> Dataset rows:
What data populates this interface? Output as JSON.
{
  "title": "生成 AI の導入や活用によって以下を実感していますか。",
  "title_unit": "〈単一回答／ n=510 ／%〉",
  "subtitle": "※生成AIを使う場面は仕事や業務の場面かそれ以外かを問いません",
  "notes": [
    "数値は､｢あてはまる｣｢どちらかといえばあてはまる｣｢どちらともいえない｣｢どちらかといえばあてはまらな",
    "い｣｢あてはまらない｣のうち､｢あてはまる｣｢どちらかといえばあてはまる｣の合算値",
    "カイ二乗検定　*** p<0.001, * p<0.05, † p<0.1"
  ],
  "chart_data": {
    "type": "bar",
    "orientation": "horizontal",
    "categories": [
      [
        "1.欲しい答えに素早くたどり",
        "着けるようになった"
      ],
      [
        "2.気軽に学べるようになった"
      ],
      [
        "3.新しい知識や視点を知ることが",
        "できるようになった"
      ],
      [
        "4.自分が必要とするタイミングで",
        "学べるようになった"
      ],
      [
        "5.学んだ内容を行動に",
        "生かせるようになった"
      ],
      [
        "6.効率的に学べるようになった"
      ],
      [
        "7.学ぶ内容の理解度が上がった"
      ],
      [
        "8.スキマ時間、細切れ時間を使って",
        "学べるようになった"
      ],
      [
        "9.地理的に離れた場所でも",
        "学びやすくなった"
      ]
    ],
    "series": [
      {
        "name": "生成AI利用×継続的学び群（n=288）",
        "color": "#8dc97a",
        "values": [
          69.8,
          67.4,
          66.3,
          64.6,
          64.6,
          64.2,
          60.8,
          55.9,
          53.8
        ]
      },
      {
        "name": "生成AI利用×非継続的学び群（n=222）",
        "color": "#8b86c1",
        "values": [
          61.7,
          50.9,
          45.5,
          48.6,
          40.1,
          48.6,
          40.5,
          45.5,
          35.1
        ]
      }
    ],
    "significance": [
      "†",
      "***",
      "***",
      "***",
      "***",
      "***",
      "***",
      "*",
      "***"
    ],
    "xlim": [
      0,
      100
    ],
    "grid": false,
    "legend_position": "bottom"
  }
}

> Problem requirements: All of the data shown above must be copied exactly.

> Exercise solution:
What data populates this interface? Output as JSON.
{
  "title": "生成 AI の導入や活用によって以下を実感していますか。",
  "title_unit": "〈単一回答／ n=510 ／%〉",
  "subtitle": "※生成AIを使う場面は仕事や業務の場面かそれ以外かを問いません",
  "notes": [
    "数値は､｢あてはまる｣｢どちらかといえばあてはまる｣｢どちらともいえない｣｢どちらかといえばあてはまらな",
    "い｣｢あてはまらない｣のうち､｢あてはまる｣｢どちらかといえばあてはまる｣の合算値",
    "カイ二乗検定　*** p<0.001, * p<0.05, † p<0.1"
  ],
  "chart_data": {
    "type": "bar",
    "orientation": "horizontal",
    "categories": [
      [
        "1.欲しい答えに素早くたどり",
        "着けるようになった"
      ],
      [
        "2.気軽に学べるようになった"
      ],
      [
        "3.新しい知識や視点を知ることが",
        "できるようになった"
      ],
      [
        "4.自分が必要とするタイミングで",
        "学べるようになった"
      ],
      [
        "5.学んだ内容を行動に",
        "生かせるようになった"
      ],
      [
        "6.効率的に学べるようになった"
      ],
      [
        "7.学ぶ内容の理解度が上がった"
      ],
      [
        "8.スキマ時間、細切れ時間を使って",
        "学べるようになった"
      ],
      [
        "9.地理的に離れた場所でも",
        "学びやすくなった"
      ]
    ],
    "series": [
      {
        "name": "生成AI利用×継続的学び群（n=288）",
        "color": "#8dc97a",
        "values": [
          69.8,
          67.4,
          66.3,
          64.6,
          64.6,
          64.2,
          60.8,
          55.9,
          53.8
        ]
      },
      {
        "name": "生成AI利用×非継続的学び群（n=222）",
        "color": "#8b86c1",
        "values": [
          61.7,
          50.9,
          45.5,
          48.6,
          40.1,
          48.6,
          40.5,
          45.5,
          35.1
        ]
      }
    ],
    "significance": [
      "†",
      "***",
      "***",
      "***",
      "***",
      "***",
      "***",
      "*",
      "***"
    ],
    "xlim": [
      0,
      100
    ],
    "grid": false,
    "legend_position": "bottom"
  }
}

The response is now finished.